%%

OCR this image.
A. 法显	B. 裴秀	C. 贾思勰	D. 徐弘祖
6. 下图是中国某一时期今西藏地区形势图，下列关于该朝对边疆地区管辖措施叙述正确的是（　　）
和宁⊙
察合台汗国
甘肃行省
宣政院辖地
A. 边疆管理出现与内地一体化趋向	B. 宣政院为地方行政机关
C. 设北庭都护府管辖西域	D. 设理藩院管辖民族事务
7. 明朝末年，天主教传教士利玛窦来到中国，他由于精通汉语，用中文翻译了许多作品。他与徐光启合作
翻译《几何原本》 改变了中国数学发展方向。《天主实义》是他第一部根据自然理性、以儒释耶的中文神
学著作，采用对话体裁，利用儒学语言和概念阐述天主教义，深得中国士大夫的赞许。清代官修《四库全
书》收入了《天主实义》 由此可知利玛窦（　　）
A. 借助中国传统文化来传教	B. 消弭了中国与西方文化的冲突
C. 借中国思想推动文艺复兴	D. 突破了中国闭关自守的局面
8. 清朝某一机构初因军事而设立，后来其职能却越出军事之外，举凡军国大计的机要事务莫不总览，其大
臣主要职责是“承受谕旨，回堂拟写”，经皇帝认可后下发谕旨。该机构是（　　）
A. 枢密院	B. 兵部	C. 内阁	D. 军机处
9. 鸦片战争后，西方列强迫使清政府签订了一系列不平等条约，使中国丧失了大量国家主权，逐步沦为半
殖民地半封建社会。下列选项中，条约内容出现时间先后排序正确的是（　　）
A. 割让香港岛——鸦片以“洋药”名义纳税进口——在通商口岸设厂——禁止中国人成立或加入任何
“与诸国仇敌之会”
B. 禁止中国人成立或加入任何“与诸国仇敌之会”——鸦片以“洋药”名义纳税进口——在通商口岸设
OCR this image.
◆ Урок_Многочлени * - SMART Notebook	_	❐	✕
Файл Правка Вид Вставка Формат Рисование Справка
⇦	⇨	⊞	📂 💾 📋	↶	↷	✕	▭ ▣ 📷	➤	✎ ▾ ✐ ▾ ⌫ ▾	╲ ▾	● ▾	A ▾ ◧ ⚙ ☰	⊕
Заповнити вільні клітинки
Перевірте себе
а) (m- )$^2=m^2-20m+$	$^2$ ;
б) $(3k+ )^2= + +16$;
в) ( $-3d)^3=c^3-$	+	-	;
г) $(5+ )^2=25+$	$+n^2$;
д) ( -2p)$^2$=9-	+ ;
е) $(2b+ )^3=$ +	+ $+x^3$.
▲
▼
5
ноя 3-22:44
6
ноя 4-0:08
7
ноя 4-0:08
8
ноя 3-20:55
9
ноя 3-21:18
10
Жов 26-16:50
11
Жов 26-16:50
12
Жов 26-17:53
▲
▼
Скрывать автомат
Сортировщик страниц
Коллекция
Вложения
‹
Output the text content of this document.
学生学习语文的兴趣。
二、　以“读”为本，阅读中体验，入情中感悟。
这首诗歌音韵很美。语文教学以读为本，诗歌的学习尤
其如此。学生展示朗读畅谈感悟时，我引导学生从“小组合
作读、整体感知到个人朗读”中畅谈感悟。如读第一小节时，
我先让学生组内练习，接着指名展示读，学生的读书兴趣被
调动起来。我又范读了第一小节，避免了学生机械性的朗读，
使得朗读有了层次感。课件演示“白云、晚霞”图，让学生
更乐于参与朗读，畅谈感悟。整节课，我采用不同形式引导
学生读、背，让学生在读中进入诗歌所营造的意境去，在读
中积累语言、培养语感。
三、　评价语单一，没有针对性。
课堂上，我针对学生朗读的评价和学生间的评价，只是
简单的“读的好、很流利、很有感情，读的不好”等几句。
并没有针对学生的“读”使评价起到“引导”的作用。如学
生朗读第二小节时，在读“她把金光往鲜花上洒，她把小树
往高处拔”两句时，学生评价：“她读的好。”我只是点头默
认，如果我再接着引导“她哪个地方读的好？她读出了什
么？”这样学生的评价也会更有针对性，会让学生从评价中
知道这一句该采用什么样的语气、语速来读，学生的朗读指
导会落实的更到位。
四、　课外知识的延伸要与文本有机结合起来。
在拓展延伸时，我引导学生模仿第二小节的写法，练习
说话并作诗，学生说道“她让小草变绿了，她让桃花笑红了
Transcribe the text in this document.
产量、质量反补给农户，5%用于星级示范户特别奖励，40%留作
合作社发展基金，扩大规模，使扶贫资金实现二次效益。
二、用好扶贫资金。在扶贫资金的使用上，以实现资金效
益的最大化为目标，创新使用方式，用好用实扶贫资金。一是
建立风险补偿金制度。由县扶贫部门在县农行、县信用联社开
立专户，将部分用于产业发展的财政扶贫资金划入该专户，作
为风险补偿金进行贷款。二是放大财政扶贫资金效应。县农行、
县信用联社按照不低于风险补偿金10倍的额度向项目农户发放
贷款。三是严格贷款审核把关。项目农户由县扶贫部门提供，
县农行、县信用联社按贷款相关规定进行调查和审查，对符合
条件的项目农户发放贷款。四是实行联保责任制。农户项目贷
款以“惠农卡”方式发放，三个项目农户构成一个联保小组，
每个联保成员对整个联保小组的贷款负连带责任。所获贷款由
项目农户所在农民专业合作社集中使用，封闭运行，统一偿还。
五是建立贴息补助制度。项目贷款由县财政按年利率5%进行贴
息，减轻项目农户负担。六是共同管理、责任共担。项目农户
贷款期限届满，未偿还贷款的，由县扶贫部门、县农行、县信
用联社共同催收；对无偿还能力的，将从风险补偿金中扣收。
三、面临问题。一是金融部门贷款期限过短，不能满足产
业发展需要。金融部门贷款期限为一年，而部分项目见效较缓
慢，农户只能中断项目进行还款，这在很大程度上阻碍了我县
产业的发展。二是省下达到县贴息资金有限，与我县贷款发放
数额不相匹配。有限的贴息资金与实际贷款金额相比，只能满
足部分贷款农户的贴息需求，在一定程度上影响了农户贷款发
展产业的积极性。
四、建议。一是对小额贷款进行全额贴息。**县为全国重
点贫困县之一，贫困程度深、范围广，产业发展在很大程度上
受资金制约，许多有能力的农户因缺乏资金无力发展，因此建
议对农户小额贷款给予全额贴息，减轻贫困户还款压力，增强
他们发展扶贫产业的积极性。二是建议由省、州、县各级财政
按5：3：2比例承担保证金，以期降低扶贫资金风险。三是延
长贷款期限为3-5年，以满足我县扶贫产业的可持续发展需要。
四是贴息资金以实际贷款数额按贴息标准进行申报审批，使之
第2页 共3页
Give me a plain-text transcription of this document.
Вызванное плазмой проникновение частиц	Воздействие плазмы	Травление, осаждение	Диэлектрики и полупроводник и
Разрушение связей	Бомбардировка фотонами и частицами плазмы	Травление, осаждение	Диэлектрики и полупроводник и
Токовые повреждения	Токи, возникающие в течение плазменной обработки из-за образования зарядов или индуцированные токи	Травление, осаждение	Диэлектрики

%%

» DIRECTIVE: Retype the listing exactly, in full.

» WRITTEN SOLUTION:
OCR this image.
A. 法显	B. 裴秀	C. 贾思勰	D. 徐弘祖
6. 下图是中国某一时期今西藏地区形势图，下列关于该朝对边疆地区管辖措施叙述正确的是（　　）
和宁⊙
察合台汗国
甘肃行省
宣政院辖地
A. 边疆管理出现与内地一体化趋向	B. 宣政院为地方行政机关
C. 设北庭都护府管辖西域	D. 设理藩院管辖民族事务
7. 明朝末年，天主教传教士利玛窦来到中国，他由于精通汉语，用中文翻译了许多作品。他与徐光启合作
翻译《几何原本》 改变了中国数学发展方向。《天主实义》是他第一部根据自然理性、以儒释耶的中文神
学著作，采用对话体裁，利用儒学语言和概念阐述天主教义，深得中国士大夫的赞许。清代官修《四库全
书》收入了《天主实义》 由此可知利玛窦（　　）
A. 借助中国传统文化来传教	B. 消弭了中国与西方文化的冲突
C. 借中国思想推动文艺复兴	D. 突破了中国闭关自守的局面
8. 清朝某一机构初因军事而设立，后来其职能却越出军事之外，举凡军国大计的机要事务莫不总览，其大
臣主要职责是“承受谕旨，回堂拟写”，经皇帝认可后下发谕旨。该机构是（　　）
A. 枢密院	B. 兵部	C. 内阁	D. 军机处
9. 鸦片战争后，西方列强迫使清政府签订了一系列不平等条约，使中国丧失了大量国家主权，逐步沦为半
殖民地半封建社会。下列选项中，条约内容出现时间先后排序正确的是（　　）
A. 割让香港岛——鸦片以“洋药”名义纳税进口——在通商口岸设厂——禁止中国人成立或加入任何
“与诸国仇敌之会”
B. 禁止中国人成立或加入任何“与诸国仇敌之会”——鸦片以“洋药”名义纳税进口——在通商口岸设
OCR this image.
◆ Урок_Многочлени * - SMART Notebook	_	❐	✕
Файл Правка Вид Вставка Формат Рисование Справка
⇦	⇨	⊞	📂 💾 📋	↶	↷	✕	▭ ▣ 📷	➤	✎ ▾ ✐ ▾ ⌫ ▾	╲ ▾	● ▾	A ▾ ◧ ⚙ ☰	⊕
Заповнити вільні клітинки
Перевірте себе
а) (m- )$^2=m^2-20m+$	$^2$ ;
б) $(3k+ )^2= + +16$;
в) ( $-3d)^3=c^3-$	+	-	;
г) $(5+ )^2=25+$	$+n^2$;
д) ( -2p)$^2$=9-	+ ;
е) $(2b+ )^3=$ +	+ $+x^3$.
▲
▼
5
ноя 3-22:44
6
ноя 4-0:08
7
ноя 4-0:08
8
ноя 3-20:55
9
ноя 3-21:18
10
Жов 26-16:50
11
Жов 26-16:50
12
Жов 26-17:53
▲
▼
Скрывать автомат
Сортировщик страниц
Коллекция
Вложения
‹
Output the text content of this document.
学生学习语文的兴趣。
二、　以“读”为本，阅读中体验，入情中感悟。
这首诗歌音韵很美。语文教学以读为本，诗歌的学习尤
其如此。学生展示朗读畅谈感悟时，我引导学生从“小组合
作读、整体感知到个人朗读”中畅谈感悟。如读第一小节时，
我先让学生组内练习，接着指名展示读，学生的读书兴趣被
调动起来。我又范读了第一小节，避免了学生机械性的朗读，
使得朗读有了层次感。课件演示“白云、晚霞”图，让学生
更乐于参与朗读，畅谈感悟。整节课，我采用不同形式引导
学生读、背，让学生在读中进入诗歌所营造的意境去，在读
中积累语言、培养语感。
三、　评价语单一，没有针对性。
课堂上，我针对学生朗读的评价和学生间的评价，只是
简单的“读的好、很流利、很有感情，读的不好”等几句。
并没有针对学生的“读”使评价起到“引导”的作用。如学
生朗读第二小节时，在读“她把金光往鲜花上洒，她把小树
往高处拔”两句时，学生评价：“她读的好。”我只是点头默
认，如果我再接着引导“她哪个地方读的好？她读出了什
么？”这样学生的评价也会更有针对性，会让学生从评价中
知道这一句该采用什么样的语气、语速来读，学生的朗读指
导会落实的更到位。
四、　课外知识的延伸要与文本有机结合起来。
在拓展延伸时，我引导学生模仿第二小节的写法，练习
说话并作诗，学生说道“她让小草变绿了，她让桃花笑红了
Transcribe the text in this document.
产量、质量反补给农户，5%用于星级示范户特别奖励，40%留作
合作社发展基金，扩大规模，使扶贫资金实现二次效益。
二、用好扶贫资金。在扶贫资金的使用上，以实现资金效
益的最大化为目标，创新使用方式，用好用实扶贫资金。一是
建立风险补偿金制度。由县扶贫部门在县农行、县信用联社开
立专户，将部分用于产业发展的财政扶贫资金划入该专户，作
为风险补偿金进行贷款。二是放大财政扶贫资金效应。县农行、
县信用联社按照不低于风险补偿金10倍的额度向项目农户发放
贷款。三是严格贷款审核把关。项目农户由县扶贫部门提供，
县农行、县信用联社按贷款相关规定进行调查和审查，对符合
条件的项目农户发放贷款。四是实行联保责任制。农户项目贷
款以“惠农卡”方式发放，三个项目农户构成一个联保小组，
每个联保成员对整个联保小组的贷款负连带责任。所获贷款由
项目农户所在农民专业合作社集中使用，封闭运行，统一偿还。
五是建立贴息补助制度。项目贷款由县财政按年利率5%进行贴
息，减轻项目农户负担。六是共同管理、责任共担。项目农户
贷款期限届满，未偿还贷款的，由县扶贫部门、县农行、县信
用联社共同催收；对无偿还能力的，将从风险补偿金中扣收。
三、面临问题。一是金融部门贷款期限过短，不能满足产
业发展需要。金融部门贷款期限为一年，而部分项目见效较缓
慢，农户只能中断项目进行还款，这在很大程度上阻碍了我县
产业的发展。二是省下达到县贴息资金有限，与我县贷款发放
数额不相匹配。有限的贴息资金与实际贷款金额相比，只能满
足部分贷款农户的贴息需求，在一定程度上影响了农户贷款发
展产业的积极性。
四、建议。一是对小额贷款进行全额贴息。**县为全国重
点贫困县之一，贫困程度深、范围广，产业发展在很大程度上
受资金制约，许多有能力的农户因缺乏资金无力发展，因此建
议对农户小额贷款给予全额贴息，减轻贫困户还款压力，增强
他们发展扶贫产业的积极性。二是建议由省、州、县各级财政
按5：3：2比例承担保证金，以期降低扶贫资金风险。三是延
长贷款期限为3-5年，以满足我县扶贫产业的可持续发展需要。
四是贴息资金以实际贷款数额按贴息标准进行申报审批，使之
第2页 共3页
Give me a plain-text transcription of this document.
Вызванное плазмой проникновение частиц	Воздействие плазмы	Травление, осаждение	Диэлектрики и полупроводник и
Разрушение связей	Бомбардировка фотонами и частицами плазмы	Травление, осаждение	Диэлектрики и полупроводник и
Токовые повреждения	Токи, возникающие в течение плазменной обработки из-за образования зарядов или индуцированные токи	Травление, осаждение	Диэлектрики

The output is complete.